== TASK MATERIAL ==
■ ■ ■ ■
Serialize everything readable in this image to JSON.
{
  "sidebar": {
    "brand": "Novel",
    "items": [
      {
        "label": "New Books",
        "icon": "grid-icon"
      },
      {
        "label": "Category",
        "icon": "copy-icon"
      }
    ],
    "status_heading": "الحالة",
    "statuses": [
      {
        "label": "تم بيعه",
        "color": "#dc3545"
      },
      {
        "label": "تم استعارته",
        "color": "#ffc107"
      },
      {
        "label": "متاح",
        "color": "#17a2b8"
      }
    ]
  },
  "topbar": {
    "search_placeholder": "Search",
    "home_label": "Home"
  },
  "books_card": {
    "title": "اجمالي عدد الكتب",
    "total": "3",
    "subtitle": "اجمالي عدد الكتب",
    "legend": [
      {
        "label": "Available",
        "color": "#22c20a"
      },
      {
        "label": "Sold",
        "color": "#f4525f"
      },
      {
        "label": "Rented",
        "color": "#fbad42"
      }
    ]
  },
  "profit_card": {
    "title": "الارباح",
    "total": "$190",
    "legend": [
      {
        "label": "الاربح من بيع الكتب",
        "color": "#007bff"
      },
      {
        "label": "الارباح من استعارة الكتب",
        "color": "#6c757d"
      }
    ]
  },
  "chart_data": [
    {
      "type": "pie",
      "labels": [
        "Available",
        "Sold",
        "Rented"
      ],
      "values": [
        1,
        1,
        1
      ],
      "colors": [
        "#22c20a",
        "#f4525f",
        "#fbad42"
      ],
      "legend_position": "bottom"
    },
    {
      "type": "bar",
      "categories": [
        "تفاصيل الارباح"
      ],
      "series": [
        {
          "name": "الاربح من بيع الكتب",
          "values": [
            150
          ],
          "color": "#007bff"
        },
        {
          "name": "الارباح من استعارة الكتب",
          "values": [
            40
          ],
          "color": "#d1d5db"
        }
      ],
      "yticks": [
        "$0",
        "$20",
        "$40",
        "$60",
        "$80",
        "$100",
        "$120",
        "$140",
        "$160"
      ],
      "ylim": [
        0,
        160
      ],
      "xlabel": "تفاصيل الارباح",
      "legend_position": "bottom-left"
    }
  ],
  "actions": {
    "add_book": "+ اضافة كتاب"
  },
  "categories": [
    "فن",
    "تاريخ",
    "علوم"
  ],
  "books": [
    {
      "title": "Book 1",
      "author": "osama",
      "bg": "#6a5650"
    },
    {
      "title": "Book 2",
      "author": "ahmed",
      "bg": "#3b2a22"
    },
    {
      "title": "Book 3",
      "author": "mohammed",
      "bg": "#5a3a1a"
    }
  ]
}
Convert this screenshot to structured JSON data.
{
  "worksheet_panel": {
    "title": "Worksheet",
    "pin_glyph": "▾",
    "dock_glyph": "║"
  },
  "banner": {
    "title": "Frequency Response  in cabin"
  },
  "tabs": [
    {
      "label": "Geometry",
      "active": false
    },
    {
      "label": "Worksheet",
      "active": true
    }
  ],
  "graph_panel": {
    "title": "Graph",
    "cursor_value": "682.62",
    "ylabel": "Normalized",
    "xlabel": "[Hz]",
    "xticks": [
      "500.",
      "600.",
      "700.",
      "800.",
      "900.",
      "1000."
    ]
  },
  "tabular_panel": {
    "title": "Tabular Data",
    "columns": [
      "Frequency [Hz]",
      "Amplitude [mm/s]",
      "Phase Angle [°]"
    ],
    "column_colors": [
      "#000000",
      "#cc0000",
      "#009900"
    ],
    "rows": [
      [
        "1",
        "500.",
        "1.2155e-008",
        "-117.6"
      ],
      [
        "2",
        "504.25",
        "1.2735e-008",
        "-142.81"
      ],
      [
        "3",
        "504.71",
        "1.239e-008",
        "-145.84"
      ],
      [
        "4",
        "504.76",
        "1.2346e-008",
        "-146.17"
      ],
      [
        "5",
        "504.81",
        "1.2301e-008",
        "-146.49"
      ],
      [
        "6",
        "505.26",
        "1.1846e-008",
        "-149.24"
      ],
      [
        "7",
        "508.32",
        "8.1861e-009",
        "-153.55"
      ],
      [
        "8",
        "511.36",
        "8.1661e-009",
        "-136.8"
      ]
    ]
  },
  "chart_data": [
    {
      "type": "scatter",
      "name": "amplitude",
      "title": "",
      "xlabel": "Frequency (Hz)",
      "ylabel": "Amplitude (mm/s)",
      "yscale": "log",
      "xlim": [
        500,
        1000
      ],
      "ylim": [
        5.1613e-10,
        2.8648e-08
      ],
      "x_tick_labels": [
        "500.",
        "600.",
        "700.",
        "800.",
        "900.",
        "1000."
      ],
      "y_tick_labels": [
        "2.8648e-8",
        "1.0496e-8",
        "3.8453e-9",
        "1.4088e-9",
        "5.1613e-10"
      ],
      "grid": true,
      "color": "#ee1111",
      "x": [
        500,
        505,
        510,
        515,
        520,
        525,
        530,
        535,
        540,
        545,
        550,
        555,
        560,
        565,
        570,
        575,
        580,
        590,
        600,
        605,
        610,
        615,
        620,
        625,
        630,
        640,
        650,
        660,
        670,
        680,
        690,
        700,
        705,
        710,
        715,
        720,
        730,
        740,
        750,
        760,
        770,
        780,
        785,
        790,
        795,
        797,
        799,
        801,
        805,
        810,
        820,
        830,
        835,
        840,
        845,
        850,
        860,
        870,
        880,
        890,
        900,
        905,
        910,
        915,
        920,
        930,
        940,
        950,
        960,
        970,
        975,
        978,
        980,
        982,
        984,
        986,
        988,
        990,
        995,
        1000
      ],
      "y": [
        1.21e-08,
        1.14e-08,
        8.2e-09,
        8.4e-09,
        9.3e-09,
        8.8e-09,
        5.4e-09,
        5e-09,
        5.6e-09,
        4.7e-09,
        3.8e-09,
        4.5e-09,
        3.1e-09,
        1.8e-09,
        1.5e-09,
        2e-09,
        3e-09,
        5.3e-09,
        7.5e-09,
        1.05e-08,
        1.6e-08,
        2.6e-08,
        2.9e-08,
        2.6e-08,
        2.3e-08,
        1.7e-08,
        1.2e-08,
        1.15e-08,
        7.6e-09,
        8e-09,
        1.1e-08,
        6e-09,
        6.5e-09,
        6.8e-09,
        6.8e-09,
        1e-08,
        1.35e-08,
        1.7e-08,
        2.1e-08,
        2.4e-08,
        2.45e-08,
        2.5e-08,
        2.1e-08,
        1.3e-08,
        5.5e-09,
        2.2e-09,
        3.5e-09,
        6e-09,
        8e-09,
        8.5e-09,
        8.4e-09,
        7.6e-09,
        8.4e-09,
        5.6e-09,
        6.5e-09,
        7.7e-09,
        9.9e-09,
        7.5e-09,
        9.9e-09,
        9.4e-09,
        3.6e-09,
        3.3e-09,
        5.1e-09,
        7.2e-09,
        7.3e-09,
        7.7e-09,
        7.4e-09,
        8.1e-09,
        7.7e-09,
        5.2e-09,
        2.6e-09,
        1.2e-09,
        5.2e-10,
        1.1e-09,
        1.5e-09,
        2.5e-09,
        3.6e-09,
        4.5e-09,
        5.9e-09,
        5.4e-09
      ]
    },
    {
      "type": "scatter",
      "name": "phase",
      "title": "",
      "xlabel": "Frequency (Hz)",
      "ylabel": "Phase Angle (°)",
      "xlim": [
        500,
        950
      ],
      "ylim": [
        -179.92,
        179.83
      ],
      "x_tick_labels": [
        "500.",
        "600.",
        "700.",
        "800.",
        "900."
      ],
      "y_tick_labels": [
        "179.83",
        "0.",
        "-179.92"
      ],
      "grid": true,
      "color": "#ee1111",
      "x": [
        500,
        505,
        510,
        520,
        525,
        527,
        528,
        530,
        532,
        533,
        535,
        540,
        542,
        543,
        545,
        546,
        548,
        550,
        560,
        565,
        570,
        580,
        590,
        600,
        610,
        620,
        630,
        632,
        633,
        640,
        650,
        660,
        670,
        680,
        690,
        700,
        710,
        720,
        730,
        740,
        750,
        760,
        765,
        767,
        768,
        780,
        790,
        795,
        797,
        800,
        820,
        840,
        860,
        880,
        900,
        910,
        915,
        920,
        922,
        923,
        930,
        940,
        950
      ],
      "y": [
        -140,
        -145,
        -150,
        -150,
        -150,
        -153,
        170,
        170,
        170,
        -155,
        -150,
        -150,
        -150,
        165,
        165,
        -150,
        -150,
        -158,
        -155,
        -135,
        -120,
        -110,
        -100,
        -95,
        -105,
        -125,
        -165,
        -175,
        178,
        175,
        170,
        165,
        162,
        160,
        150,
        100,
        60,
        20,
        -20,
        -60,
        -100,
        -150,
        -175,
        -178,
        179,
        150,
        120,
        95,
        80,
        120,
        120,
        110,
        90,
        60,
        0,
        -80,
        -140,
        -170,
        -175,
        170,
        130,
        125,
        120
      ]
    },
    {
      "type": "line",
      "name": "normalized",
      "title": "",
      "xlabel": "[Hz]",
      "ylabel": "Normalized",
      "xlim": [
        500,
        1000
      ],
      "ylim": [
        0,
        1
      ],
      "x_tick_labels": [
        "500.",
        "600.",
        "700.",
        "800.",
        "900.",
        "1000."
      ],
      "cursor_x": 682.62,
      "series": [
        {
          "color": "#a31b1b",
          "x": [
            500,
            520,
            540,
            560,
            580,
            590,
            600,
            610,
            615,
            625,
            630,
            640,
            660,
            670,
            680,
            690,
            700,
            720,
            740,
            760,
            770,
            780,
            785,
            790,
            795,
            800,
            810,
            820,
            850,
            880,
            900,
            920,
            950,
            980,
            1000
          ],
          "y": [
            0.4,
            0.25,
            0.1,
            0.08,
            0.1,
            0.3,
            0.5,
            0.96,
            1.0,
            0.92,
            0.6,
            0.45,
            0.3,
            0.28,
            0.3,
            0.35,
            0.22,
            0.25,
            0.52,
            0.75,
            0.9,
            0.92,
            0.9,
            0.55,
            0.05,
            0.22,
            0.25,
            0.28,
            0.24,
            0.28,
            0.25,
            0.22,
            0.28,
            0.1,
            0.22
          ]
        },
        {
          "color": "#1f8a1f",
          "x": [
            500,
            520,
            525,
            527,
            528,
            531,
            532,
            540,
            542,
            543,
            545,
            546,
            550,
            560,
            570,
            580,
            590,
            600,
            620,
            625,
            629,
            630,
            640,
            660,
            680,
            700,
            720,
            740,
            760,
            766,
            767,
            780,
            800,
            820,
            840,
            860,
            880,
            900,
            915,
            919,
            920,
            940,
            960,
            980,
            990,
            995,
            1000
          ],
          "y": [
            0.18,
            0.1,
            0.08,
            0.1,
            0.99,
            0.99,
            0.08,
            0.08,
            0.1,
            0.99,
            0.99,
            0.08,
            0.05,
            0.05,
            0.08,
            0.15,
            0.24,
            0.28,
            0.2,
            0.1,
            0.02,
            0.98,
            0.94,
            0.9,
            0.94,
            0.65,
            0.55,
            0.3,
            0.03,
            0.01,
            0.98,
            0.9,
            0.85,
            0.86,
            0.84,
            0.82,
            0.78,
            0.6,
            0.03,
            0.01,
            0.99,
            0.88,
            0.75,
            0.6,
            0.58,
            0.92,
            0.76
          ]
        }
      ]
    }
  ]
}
■ ■ ■ ■
== CHALLENGE ==
Only the number is wanted: how many lines above include the word "author"?

== TASK SOLUTION ==
3